## Begin

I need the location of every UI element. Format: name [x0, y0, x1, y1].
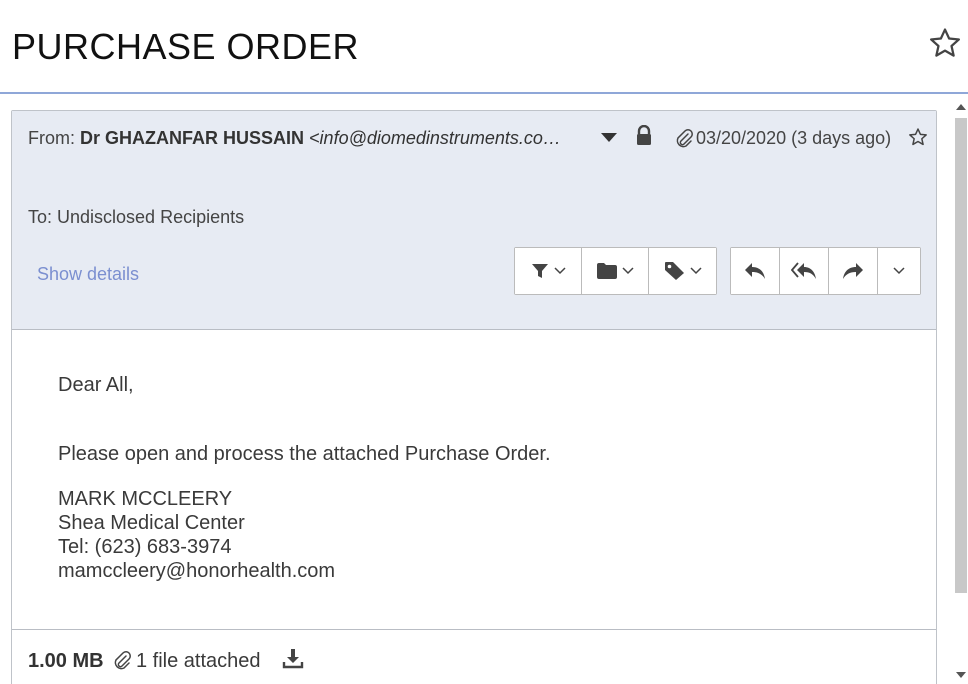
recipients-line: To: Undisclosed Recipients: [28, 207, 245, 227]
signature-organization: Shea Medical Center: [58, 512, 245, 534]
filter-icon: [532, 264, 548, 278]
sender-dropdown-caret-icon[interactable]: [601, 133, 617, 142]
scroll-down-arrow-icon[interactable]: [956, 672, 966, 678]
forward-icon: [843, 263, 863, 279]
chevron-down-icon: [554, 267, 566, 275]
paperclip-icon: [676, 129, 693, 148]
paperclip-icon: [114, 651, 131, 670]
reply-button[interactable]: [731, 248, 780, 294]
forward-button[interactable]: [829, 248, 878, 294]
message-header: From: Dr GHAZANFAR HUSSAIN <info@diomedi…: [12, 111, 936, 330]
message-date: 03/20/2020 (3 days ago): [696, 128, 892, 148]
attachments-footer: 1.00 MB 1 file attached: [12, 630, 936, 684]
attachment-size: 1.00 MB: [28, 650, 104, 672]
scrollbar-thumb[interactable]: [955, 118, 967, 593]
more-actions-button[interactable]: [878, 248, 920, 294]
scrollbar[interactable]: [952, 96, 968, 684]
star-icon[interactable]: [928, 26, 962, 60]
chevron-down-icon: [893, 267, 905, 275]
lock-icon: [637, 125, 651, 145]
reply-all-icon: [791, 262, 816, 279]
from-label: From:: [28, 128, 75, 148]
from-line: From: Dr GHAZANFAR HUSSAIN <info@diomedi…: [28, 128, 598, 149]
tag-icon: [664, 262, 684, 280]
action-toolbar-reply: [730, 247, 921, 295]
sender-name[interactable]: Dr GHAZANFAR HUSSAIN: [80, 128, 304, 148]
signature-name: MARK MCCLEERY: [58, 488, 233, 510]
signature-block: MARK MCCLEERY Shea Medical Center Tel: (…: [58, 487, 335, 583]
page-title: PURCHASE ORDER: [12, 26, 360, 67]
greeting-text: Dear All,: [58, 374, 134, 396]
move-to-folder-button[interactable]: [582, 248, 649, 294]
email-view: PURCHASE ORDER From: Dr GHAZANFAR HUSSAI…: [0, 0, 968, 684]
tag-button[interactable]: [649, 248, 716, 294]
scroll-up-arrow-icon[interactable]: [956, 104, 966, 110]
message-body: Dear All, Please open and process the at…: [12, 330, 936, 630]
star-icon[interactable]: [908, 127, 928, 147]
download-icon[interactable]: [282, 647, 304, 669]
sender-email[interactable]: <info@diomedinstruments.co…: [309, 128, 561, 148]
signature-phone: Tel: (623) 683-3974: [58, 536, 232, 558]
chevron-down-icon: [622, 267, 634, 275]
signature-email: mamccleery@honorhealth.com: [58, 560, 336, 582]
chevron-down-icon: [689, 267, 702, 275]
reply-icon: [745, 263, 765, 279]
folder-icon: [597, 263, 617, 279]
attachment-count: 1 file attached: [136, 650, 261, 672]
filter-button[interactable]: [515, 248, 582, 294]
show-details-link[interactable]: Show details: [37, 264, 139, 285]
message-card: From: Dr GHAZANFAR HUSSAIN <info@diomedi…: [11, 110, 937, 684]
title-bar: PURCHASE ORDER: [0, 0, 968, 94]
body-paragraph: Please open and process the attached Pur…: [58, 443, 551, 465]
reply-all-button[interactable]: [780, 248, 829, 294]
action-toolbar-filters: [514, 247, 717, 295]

## End
## Begin

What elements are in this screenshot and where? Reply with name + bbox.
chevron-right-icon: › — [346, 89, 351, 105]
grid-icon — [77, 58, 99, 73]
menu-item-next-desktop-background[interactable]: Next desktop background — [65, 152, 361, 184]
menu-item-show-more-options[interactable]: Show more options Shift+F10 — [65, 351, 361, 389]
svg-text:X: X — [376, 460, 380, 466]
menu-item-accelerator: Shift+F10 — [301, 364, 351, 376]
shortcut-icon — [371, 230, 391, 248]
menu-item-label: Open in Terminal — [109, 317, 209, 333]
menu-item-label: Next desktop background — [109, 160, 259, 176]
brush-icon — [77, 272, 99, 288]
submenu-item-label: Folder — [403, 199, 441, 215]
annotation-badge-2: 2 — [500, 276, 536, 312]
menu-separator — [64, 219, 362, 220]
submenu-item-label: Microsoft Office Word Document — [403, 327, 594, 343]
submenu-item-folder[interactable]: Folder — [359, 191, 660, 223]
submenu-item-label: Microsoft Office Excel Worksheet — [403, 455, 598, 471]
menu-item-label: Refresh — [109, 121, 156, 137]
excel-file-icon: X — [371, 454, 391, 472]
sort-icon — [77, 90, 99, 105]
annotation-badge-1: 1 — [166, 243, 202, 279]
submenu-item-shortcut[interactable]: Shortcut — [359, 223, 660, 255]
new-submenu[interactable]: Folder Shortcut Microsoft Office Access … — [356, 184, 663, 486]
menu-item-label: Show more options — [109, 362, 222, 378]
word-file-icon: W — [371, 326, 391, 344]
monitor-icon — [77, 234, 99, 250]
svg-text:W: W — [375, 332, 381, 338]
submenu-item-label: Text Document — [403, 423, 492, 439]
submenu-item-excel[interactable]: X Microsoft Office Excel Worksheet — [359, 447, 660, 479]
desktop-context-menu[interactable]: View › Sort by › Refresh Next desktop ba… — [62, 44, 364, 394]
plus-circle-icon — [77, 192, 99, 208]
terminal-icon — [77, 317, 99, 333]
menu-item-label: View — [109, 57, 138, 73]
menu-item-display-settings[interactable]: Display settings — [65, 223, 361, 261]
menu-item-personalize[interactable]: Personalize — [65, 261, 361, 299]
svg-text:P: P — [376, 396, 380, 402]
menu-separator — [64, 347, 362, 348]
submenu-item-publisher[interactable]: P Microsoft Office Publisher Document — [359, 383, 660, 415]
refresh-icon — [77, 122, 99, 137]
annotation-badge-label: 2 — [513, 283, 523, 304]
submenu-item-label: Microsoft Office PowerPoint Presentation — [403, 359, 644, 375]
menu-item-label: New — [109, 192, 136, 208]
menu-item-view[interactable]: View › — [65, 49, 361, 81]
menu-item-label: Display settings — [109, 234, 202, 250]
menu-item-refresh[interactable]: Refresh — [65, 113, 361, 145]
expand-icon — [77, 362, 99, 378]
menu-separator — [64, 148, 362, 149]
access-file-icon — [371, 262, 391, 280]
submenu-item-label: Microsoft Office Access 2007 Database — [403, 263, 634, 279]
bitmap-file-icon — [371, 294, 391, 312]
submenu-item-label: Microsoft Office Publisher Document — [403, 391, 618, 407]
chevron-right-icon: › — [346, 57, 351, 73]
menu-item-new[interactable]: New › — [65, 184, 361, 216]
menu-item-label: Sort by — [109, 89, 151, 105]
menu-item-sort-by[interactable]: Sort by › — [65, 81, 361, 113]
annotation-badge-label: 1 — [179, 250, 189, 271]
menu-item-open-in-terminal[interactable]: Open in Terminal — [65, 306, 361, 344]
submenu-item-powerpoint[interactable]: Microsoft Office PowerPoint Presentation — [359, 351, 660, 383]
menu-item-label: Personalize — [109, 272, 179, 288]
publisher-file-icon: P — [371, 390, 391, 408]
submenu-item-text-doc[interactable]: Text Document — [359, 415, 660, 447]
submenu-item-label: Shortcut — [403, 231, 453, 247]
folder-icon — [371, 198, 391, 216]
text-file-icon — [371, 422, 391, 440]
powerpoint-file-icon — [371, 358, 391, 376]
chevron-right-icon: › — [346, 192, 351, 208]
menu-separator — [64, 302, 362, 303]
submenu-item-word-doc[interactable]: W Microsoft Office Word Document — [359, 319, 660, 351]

## End
## Begin

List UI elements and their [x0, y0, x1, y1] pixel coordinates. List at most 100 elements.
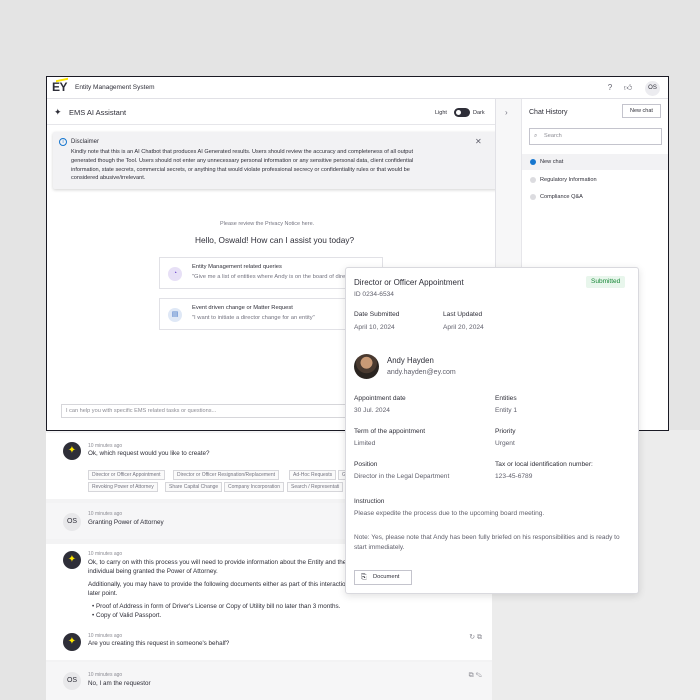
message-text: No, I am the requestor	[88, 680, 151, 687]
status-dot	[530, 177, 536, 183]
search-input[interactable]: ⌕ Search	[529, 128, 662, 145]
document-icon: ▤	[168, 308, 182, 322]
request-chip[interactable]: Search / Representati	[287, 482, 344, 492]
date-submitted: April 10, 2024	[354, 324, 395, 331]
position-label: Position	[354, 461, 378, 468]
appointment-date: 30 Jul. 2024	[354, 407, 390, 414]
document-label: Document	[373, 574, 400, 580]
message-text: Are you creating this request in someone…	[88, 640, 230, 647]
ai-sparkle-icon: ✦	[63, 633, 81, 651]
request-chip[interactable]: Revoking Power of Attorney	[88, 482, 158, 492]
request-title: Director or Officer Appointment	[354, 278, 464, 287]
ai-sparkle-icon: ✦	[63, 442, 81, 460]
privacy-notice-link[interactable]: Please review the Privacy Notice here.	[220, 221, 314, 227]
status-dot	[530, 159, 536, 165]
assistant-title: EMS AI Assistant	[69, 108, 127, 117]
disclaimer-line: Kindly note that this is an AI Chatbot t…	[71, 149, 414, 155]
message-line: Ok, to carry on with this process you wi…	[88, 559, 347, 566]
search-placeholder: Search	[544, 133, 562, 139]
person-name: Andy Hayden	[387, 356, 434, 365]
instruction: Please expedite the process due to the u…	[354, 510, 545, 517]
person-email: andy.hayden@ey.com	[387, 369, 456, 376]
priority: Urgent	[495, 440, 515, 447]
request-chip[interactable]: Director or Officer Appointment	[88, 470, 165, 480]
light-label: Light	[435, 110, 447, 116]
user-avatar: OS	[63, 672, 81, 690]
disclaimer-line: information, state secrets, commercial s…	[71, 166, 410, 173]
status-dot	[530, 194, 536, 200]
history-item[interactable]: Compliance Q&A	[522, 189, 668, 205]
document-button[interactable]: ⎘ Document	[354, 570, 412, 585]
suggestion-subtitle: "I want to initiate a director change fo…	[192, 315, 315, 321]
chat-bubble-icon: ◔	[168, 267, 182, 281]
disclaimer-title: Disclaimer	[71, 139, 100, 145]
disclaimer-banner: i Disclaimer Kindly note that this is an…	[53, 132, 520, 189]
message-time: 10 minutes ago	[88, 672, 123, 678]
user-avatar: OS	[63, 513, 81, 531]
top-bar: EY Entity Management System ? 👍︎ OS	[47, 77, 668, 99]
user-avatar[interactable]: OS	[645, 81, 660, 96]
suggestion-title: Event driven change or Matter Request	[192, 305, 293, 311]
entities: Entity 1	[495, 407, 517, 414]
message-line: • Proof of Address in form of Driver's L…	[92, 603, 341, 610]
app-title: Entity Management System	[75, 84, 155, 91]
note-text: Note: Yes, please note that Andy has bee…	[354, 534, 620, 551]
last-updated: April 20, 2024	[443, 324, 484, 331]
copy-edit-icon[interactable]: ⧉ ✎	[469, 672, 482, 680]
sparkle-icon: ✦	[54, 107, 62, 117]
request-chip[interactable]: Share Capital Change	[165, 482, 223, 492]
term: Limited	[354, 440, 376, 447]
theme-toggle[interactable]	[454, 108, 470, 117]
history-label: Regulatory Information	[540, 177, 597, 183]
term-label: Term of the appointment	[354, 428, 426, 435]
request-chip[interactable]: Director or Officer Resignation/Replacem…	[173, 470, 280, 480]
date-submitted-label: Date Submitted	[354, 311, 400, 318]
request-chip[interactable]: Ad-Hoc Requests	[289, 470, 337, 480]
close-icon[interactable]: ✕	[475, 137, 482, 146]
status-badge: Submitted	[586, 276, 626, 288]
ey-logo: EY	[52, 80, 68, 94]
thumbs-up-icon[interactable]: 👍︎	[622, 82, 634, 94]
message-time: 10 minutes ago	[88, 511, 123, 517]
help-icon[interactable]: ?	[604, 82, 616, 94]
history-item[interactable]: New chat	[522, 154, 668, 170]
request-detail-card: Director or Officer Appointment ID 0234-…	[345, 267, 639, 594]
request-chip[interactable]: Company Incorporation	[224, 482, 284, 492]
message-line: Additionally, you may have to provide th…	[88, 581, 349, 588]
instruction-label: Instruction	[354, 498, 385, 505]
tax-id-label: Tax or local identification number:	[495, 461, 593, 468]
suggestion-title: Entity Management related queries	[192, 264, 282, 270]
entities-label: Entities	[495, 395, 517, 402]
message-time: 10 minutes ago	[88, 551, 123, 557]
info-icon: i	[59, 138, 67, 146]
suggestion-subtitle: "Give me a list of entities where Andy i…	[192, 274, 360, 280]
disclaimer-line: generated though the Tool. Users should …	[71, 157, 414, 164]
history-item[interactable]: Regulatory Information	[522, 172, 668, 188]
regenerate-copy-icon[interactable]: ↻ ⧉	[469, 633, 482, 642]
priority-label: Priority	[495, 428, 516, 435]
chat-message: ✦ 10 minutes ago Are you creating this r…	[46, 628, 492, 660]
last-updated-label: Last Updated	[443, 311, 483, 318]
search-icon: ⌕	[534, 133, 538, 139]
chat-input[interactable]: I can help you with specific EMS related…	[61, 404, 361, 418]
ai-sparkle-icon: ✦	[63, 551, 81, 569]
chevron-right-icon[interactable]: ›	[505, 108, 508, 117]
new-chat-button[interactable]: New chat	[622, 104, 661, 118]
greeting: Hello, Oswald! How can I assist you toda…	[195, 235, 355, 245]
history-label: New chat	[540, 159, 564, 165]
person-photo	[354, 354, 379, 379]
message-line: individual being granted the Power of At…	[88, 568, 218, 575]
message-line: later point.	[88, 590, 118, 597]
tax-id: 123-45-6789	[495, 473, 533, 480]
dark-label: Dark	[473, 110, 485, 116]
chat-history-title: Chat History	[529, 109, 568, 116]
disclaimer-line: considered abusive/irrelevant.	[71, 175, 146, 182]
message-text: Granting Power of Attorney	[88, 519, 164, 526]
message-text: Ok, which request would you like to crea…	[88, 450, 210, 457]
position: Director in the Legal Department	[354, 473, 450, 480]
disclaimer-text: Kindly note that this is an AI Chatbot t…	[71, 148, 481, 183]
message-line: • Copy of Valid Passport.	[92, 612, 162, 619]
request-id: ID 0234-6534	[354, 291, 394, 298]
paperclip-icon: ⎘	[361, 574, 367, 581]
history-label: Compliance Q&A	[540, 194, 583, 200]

## End

◆ Required task ◆
Convert the rows starting at the one containing "recipients-line: To: Undisclosed" and ending at the one containing "forward-icon: [843, 263, 863, 279]", both included, into a JSON list of strings with one string per row and any blank lines omitted.

◆ Worked answer ◆
[
  "recipients-line: To: Undisclosed Recipients: [28, 207, 245, 227]",
  "signature-organization: Shea Medical Center: [58, 512, 245, 534]",
  "filter-icon: [532, 264, 548, 278]",
  "sender-dropdown-caret-icon[interactable]: [601, 133, 617, 142]",
  "scroll-down-arrow-icon[interactable]: [956, 672, 966, 678]",
  "forward-icon: [843, 263, 863, 279]"
]